• [INPUT FOR THIS TASK]:
##############################

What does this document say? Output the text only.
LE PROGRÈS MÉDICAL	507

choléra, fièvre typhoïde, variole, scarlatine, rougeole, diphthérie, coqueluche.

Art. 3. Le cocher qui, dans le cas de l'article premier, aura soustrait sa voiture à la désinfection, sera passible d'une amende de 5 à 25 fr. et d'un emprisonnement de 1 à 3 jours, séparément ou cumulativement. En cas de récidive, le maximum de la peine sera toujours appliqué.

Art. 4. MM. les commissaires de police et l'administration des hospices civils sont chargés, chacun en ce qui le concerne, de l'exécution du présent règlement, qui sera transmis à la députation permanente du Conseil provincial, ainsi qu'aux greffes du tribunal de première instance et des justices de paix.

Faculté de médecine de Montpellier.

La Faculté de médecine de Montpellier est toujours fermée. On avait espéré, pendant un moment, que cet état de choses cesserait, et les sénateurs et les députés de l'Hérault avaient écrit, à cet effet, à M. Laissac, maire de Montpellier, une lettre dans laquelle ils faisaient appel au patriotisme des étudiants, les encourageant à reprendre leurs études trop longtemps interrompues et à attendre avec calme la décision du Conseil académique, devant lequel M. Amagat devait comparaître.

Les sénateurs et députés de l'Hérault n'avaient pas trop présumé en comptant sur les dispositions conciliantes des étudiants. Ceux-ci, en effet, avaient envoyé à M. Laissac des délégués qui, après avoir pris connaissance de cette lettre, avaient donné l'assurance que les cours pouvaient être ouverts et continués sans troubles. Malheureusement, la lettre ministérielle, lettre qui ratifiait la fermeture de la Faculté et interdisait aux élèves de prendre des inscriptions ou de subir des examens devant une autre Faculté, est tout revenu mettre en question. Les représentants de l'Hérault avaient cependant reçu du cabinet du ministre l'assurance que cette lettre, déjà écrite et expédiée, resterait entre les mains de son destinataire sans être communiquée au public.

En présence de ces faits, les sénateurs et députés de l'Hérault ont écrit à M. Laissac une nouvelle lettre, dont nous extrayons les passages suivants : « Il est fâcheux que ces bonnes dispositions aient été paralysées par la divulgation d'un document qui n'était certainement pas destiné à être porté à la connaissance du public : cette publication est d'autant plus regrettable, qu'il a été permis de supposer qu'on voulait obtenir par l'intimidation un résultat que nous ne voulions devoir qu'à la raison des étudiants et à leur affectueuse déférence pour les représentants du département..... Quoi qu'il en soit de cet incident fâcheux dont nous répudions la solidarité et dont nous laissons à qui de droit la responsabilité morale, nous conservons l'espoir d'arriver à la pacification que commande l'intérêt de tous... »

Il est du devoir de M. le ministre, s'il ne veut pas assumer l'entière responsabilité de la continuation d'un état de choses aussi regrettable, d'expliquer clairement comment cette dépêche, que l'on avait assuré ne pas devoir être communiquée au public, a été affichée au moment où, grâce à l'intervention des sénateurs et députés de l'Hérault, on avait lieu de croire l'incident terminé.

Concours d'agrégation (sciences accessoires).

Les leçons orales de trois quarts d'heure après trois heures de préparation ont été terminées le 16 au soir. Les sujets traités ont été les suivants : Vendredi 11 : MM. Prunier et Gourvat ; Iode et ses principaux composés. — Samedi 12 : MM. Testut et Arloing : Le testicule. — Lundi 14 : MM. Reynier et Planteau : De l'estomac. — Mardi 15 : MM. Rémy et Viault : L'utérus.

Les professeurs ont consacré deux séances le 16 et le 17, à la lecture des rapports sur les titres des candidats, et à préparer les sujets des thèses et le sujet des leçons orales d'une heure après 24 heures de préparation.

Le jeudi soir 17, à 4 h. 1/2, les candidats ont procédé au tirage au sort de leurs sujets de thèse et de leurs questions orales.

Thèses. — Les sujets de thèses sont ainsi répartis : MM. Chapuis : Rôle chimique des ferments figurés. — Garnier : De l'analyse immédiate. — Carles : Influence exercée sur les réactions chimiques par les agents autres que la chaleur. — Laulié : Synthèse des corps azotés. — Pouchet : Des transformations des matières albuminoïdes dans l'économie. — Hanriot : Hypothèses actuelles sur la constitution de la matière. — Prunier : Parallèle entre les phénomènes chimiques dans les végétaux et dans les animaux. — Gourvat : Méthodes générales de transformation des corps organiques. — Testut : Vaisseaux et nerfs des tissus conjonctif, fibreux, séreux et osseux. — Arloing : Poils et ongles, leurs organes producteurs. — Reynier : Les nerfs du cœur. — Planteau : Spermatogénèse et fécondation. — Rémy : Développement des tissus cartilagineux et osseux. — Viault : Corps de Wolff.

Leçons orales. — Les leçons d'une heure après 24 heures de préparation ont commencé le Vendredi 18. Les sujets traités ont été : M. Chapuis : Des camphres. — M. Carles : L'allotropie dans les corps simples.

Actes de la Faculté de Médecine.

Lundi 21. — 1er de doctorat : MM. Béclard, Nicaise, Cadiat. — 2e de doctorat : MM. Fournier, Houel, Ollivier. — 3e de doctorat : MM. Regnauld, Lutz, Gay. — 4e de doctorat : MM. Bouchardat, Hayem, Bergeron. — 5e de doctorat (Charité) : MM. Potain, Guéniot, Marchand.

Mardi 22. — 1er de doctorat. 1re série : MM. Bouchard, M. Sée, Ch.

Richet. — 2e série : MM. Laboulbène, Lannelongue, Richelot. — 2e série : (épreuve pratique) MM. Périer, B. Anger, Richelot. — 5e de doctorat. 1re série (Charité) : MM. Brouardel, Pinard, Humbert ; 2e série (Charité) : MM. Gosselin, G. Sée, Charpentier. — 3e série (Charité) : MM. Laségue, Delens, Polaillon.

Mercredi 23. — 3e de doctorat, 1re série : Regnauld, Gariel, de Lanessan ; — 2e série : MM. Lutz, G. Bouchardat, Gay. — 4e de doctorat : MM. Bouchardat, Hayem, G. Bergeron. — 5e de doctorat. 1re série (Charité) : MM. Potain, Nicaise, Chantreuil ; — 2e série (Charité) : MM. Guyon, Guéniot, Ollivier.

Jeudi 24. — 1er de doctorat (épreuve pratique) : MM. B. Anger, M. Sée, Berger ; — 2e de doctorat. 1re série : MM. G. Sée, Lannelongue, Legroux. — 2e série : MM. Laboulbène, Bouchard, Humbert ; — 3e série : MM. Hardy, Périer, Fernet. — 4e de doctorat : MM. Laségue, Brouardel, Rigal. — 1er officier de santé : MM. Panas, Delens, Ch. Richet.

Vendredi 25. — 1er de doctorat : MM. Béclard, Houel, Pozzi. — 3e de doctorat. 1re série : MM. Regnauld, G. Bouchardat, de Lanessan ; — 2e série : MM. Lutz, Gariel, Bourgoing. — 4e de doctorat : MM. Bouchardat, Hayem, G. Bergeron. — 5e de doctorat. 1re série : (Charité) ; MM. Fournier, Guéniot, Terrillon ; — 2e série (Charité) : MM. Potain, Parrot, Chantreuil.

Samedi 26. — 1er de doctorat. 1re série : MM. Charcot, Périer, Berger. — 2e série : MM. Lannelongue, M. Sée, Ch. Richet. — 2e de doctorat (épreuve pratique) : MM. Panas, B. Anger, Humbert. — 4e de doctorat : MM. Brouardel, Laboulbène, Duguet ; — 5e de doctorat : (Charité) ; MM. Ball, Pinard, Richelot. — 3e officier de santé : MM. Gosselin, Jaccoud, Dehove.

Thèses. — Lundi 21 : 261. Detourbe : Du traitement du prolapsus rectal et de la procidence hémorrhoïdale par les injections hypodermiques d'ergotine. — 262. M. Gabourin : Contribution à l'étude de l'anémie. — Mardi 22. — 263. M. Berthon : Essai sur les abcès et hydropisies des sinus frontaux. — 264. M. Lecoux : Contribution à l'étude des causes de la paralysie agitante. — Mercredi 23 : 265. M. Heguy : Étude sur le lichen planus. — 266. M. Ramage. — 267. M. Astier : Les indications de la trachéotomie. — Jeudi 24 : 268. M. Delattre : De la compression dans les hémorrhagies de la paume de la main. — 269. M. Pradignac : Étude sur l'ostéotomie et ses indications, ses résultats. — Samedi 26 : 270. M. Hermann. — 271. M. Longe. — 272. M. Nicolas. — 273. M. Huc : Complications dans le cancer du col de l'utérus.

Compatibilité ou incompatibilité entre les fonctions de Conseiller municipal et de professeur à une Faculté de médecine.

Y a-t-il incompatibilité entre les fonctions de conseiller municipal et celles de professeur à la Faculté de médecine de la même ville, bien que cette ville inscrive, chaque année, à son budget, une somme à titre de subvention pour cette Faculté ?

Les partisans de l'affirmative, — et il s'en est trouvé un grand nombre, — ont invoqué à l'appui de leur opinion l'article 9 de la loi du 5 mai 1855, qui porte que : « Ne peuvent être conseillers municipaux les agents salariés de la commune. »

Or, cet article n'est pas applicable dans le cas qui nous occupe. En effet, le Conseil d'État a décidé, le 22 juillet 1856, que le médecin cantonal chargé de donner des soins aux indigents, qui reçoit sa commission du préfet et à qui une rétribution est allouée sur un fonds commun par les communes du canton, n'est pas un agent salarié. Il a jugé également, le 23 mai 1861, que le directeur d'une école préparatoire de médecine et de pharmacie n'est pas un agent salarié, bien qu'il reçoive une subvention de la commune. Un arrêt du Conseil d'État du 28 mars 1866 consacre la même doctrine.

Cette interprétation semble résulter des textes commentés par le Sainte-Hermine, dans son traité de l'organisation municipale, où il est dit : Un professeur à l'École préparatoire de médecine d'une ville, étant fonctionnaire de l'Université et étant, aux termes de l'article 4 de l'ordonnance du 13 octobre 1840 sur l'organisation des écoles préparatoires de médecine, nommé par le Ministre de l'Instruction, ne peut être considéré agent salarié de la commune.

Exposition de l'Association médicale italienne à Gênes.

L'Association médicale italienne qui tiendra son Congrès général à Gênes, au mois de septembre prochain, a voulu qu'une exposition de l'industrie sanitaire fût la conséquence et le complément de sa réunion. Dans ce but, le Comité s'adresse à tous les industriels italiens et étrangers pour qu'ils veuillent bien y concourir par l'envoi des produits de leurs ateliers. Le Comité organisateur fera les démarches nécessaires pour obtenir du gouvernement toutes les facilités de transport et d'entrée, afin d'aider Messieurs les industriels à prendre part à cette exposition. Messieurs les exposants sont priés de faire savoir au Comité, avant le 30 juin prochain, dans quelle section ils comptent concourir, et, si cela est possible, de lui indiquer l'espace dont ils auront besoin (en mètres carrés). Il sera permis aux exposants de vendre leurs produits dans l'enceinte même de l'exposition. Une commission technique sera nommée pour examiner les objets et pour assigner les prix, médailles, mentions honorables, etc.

##############################

• [INSTRUCTIONS TO FOLLOW]: Pull out all lines containing "candidats".

• [COMPLETE RESPONSE]:
Les professeurs ont consacré deux séances le 16 et le 17, à la lecture des rapports sur les titres des candidats, et à préparer les sujets des thèses et le sujet des leçons orales d'une heure après 24 heures de préparation.
Le jeudi soir 17, à 4 h. 1/2, les candidats ont procédé au tirage au sort de leurs sujets de thèse et de leurs questions orales.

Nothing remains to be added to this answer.